■ Instructions for the task: Every line of the data must be copied exactly.

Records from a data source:

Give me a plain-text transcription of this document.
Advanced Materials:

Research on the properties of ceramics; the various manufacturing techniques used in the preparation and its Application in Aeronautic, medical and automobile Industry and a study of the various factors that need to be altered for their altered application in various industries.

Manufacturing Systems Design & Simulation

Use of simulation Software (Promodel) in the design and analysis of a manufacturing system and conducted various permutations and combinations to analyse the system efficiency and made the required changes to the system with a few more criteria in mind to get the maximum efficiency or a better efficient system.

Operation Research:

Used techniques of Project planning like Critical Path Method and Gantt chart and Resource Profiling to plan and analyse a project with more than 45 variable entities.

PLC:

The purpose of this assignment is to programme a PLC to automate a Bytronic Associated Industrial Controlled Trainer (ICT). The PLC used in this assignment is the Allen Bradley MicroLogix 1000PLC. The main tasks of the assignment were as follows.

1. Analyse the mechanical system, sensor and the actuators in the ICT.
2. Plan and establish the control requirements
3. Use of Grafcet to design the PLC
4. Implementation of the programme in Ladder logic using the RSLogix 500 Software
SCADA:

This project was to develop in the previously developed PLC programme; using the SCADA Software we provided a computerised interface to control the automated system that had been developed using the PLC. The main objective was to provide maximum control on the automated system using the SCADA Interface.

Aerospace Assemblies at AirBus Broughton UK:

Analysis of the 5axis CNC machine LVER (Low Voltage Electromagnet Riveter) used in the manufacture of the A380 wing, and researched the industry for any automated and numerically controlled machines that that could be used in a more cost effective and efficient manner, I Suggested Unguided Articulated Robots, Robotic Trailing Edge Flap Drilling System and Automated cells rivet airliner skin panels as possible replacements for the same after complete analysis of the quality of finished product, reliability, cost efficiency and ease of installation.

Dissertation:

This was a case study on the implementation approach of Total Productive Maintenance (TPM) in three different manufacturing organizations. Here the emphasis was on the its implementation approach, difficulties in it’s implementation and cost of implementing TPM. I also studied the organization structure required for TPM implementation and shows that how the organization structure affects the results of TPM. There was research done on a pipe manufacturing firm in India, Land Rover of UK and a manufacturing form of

■ Solution below:
Give me a plain-text transcription of this document.
Advanced Materials:

Research on the properties of ceramics; the various manufacturing techniques used in the preparation and its Application in Aeronautic, medical and automobile Industry and a study of the various factors that need to be altered for their altered application in various industries.

Manufacturing Systems Design & Simulation

Use of simulation Software (Promodel) in the design and analysis of a manufacturing system and conducted various permutations and combinations to analyse the system efficiency and made the required changes to the system with a few more criteria in mind to get the maximum efficiency or a better efficient system.

Operation Research:

Used techniques of Project planning like Critical Path Method and Gantt chart and Resource Profiling to plan and analyse a project with more than 45 variable entities.

PLC:

The purpose of this assignment is to programme a PLC to automate a Bytronic Associated Industrial Controlled Trainer (ICT). The PLC used in this assignment is the Allen Bradley MicroLogix 1000PLC. The main tasks of the assignment were as follows.

1. Analyse the mechanical system, sensor and the actuators in the ICT.
2. Plan and establish the control requirements
3. Use of Grafcet to design the PLC
4. Implementation of the programme in Ladder logic using the RSLogix 500 Software
SCADA:

This project was to develop in the previously developed PLC programme; using the SCADA Software we provided a computerised interface to control the automated system that had been developed using the PLC. The main objective was to provide maximum control on the automated system using the SCADA Interface.

Aerospace Assemblies at AirBus Broughton UK:

Analysis of the 5axis CNC machine LVER (Low Voltage Electromagnet Riveter) used in the manufacture of the A380 wing, and researched the industry for any automated and numerically controlled machines that that could be used in a more cost effective and efficient manner, I Suggested Unguided Articulated Robots, Robotic Trailing Edge Flap Drilling System and Automated cells rivet airliner skin panels as possible replacements for the same after complete analysis of the quality of finished product, reliability, cost efficiency and ease of installation.

Dissertation:

This was a case study on the implementation approach of Total Productive Maintenance (TPM) in three different manufacturing organizations. Here the emphasis was on the its implementation approach, difficulties in it’s implementation and cost of implementing TPM. I also studied the organization structure required for TPM implementation and shows that how the organization structure affects the results of TPM. There was research done on a pipe manufacturing firm in India, Land Rover of UK and a manufacturing form of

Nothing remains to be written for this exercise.